[INSTRUCTIONS FOR THE TASK]: Rewrite every record with "screenshot" replaced by "image" and everything else unchanged, and omit the pictures from your answer.

[Page element annotations]:
(begin)
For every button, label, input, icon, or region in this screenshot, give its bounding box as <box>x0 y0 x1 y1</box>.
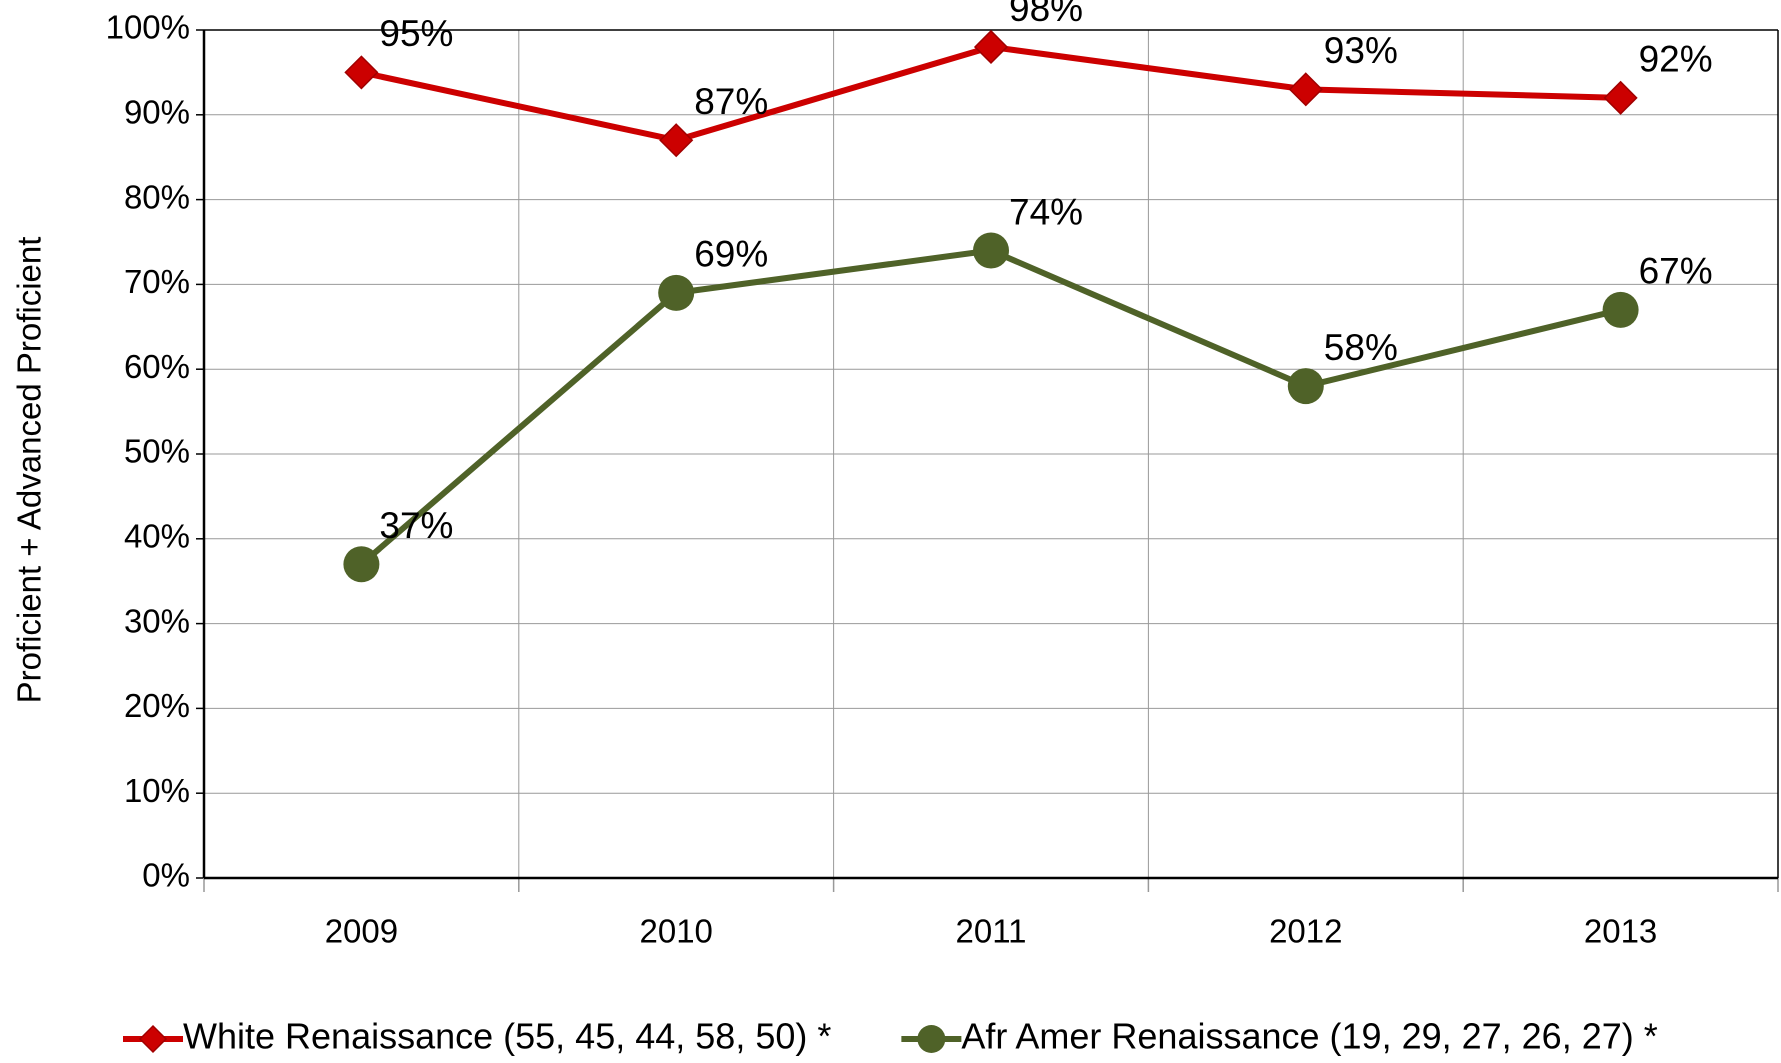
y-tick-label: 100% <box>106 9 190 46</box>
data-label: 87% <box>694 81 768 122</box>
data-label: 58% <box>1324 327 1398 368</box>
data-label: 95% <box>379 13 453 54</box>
(end)
[WRITTEN ANSWER]:
For every button, label, input, icon, or region in this image, give its bounding box as <box>x0 y0 x1 y1</box>.
y-tick-label: 100% <box>106 9 190 46</box>
data-label: 87% <box>694 81 768 122</box>
data-label: 58% <box>1324 327 1398 368</box>
data-label: 95% <box>379 13 453 54</box>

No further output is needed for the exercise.